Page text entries
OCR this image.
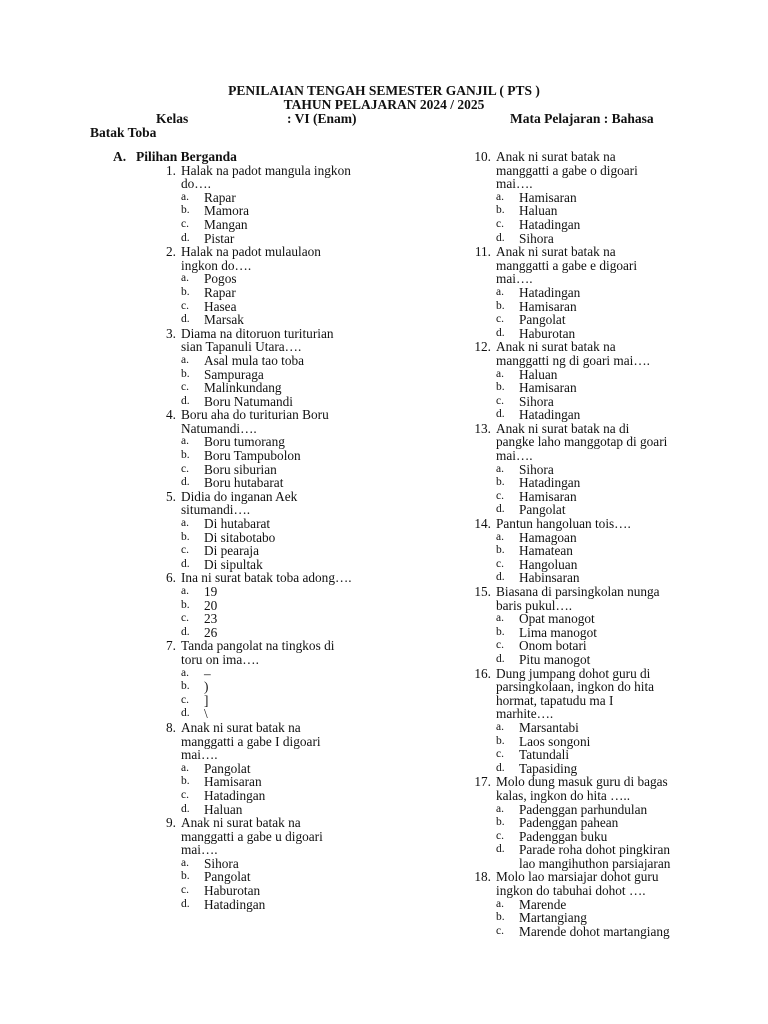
PENILAIAN TENGAH SEMESTER GANJIL ( PTS )
TAHUN PELAJARAN 2024 / 2025
Kelas	: VI (Enam)	Mata Pelajaran : Bahasa
Batak Toba
A. Pilihan Berganda
1. Halak na padot mangula ingkon
do….
a. Rapar
b. Mamora
c. Mangan
d. Pistar
2. Halak na padot mulaulaon
ingkon do….
a. Pogos
b. Rapar
c. Hasea
d. Marsak
3. Diama na ditoruon turiturian
sian Tapanuli Utara….
a. Asal mula tao toba
b. Sampuraga
c. Malinkundang
d. Boru Natumandi
4. Boru aha do turiturian Boru
Natumandi….
a. Boru tumorang
b. Boru Tampubolon
c. Boru siburian
d. Boru hutabarat
5. Didia do inganan Aek
situmandi….
a. Di hutabarat
b. Di sitabotabo
c. Di pearaja
d. Di sipultak
6. Ina ni surat batak toba adong….
a. 19
b. 20
c. 23
d. 26
7. Tanda pangolat na tingkos di
toru on ima….
a. –
b. )
c. ]
d. \
8. Anak ni surat batak na
manggatti a gabe I digoari
mai….
a. Pangolat
b. Hamisaran
c. Hatadingan
d. Haluan
9. Anak ni surat batak na
manggatti a gabe u digoari
mai….
a. Sihora
b. Pangolat
c. Haburotan
d. Hatadingan
10. Anak ni surat batak na
manggatti a gabe o digoari
mai….
a. Hamisaran
b. Haluan
c. Hatadingan
d. Sihora
11. Anak ni surat batak na
manggatti a gabe e digoari
mai….
a. Hatadingan
b. Hamisaran
c. Pangolat
d. Haburotan
12. Anak ni surat batak na
manggatti ng di goari mai….
a. Haluan
b. Hamisaran
c. Sihora
d. Hatadingan
13. Anak ni surat batak na di
pangke laho manggotap di goari
mai….
a. Sihora
b. Hatadingan
c. Hamisaran
d. Pangolat
14. Pantun hangoluan tois….
a. Hamagoan
b. Hamatean
c. Hangoluan
d. Habinsaran
15. Biasana di parsingkolan nunga
baris pukul….
a. Opat manogot
b. Lima manogot
c. Onom botari
d. Pitu manogot
16. Dung jumpang dohot guru di
parsingkolaan, ingkon do hita
hormat, tapatudu ma I
marhite….
a. Marsantabi
b. Laos songoni
c. Tatundali
d. Tapasiding
17. Molo dung masuk guru di bagas
kalas, ingkon do hita …..
a. Padenggan parhundulan
b. Padenggan pahean
c. Padenggan buku
d. Parade roha dohot pingkiran
lao mangihuthon parsiajaran
18. Molo lao marsiajar dohot guru
ingkon do tabuhai dohot ….
a. Marende
b. Martangiang
c. Marende dohot martangiang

[Exercise directions]:
The lines to copy are those above that contain "Marende".

[Written response]:
a. Marende
c. Marende dohot martangiang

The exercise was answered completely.